▸ **Data provided**:

⟨

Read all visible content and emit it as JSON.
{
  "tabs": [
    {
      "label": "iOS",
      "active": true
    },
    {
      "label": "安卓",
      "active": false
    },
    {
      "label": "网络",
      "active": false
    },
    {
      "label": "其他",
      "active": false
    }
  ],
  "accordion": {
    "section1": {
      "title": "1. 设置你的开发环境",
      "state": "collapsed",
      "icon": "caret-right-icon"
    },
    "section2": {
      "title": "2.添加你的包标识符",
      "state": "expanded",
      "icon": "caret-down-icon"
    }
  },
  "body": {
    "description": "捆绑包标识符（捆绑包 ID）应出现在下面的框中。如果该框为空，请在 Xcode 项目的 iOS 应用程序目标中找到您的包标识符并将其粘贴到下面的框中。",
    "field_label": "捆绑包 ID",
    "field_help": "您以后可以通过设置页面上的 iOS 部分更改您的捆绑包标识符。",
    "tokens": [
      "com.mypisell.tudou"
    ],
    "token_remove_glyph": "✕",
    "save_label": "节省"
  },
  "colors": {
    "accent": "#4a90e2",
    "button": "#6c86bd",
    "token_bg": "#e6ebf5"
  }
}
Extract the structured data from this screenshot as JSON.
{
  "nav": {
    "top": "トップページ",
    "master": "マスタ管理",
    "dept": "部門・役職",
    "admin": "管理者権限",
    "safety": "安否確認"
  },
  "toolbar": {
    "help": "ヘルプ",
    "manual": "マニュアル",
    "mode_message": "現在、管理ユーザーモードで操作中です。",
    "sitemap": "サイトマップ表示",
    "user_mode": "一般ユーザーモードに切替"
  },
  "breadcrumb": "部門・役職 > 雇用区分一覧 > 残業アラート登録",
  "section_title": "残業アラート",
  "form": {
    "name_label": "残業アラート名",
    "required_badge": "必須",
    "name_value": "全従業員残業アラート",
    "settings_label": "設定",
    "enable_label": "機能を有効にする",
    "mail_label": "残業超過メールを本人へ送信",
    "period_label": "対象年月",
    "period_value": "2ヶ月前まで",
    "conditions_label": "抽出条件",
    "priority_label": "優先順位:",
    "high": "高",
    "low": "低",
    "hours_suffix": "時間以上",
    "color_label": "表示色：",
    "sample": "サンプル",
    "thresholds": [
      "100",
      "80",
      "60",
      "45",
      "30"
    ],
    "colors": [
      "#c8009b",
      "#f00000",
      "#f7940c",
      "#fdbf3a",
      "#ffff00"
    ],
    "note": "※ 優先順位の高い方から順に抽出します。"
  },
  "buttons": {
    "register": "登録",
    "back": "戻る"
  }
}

⟩

▸ **Stated exercise**: Every line of the data above should be reproduced word for word.

▸ **Written solution**:
Read all visible content and emit it as JSON.
{
  "tabs": [
    {
      "label": "iOS",
      "active": true
    },
    {
      "label": "安卓",
      "active": false
    },
    {
      "label": "网络",
      "active": false
    },
    {
      "label": "其他",
      "active": false
    }
  ],
  "accordion": {
    "section1": {
      "title": "1. 设置你的开发环境",
      "state": "collapsed",
      "icon": "caret-right-icon"
    },
    "section2": {
      "title": "2.添加你的包标识符",
      "state": "expanded",
      "icon": "caret-down-icon"
    }
  },
  "body": {
    "description": "捆绑包标识符（捆绑包 ID）应出现在下面的框中。如果该框为空，请在 Xcode 项目的 iOS 应用程序目标中找到您的包标识符并将其粘贴到下面的框中。",
    "field_label": "捆绑包 ID",
    "field_help": "您以后可以通过设置页面上的 iOS 部分更改您的捆绑包标识符。",
    "tokens": [
      "com.mypisell.tudou"
    ],
    "token_remove_glyph": "✕",
    "save_label": "节省"
  },
  "colors": {
    "accent": "#4a90e2",
    "button": "#6c86bd",
    "token_bg": "#e6ebf5"
  }
}
Extract the structured data from this screenshot as JSON.
{
  "nav": {
    "top": "トップページ",
    "master": "マスタ管理",
    "dept": "部門・役職",
    "admin": "管理者権限",
    "safety": "安否確認"
  },
  "toolbar": {
    "help": "ヘルプ",
    "manual": "マニュアル",
    "mode_message": "現在、管理ユーザーモードで操作中です。",
    "sitemap": "サイトマップ表示",
    "user_mode": "一般ユーザーモードに切替"
  },
  "breadcrumb": "部門・役職 > 雇用区分一覧 > 残業アラート登録",
  "section_title": "残業アラート",
  "form": {
    "name_label": "残業アラート名",
    "required_badge": "必須",
    "name_value": "全従業員残業アラート",
    "settings_label": "設定",
    "enable_label": "機能を有効にする",
    "mail_label": "残業超過メールを本人へ送信",
    "period_label": "対象年月",
    "period_value": "2ヶ月前まで",
    "conditions_label": "抽出条件",
    "priority_label": "優先順位:",
    "high": "高",
    "low": "低",
    "hours_suffix": "時間以上",
    "color_label": "表示色：",
    "sample": "サンプル",
    "thresholds": [
      "100",
      "80",
      "60",
      "45",
      "30"
    ],
    "colors": [
      "#c8009b",
      "#f00000",
      "#f7940c",
      "#fdbf3a",
      "#ffff00"
    ],
    "note": "※ 優先順位の高い方から順に抽出します。"
  },
  "buttons": {
    "register": "登録",
    "back": "戻る"
  }
}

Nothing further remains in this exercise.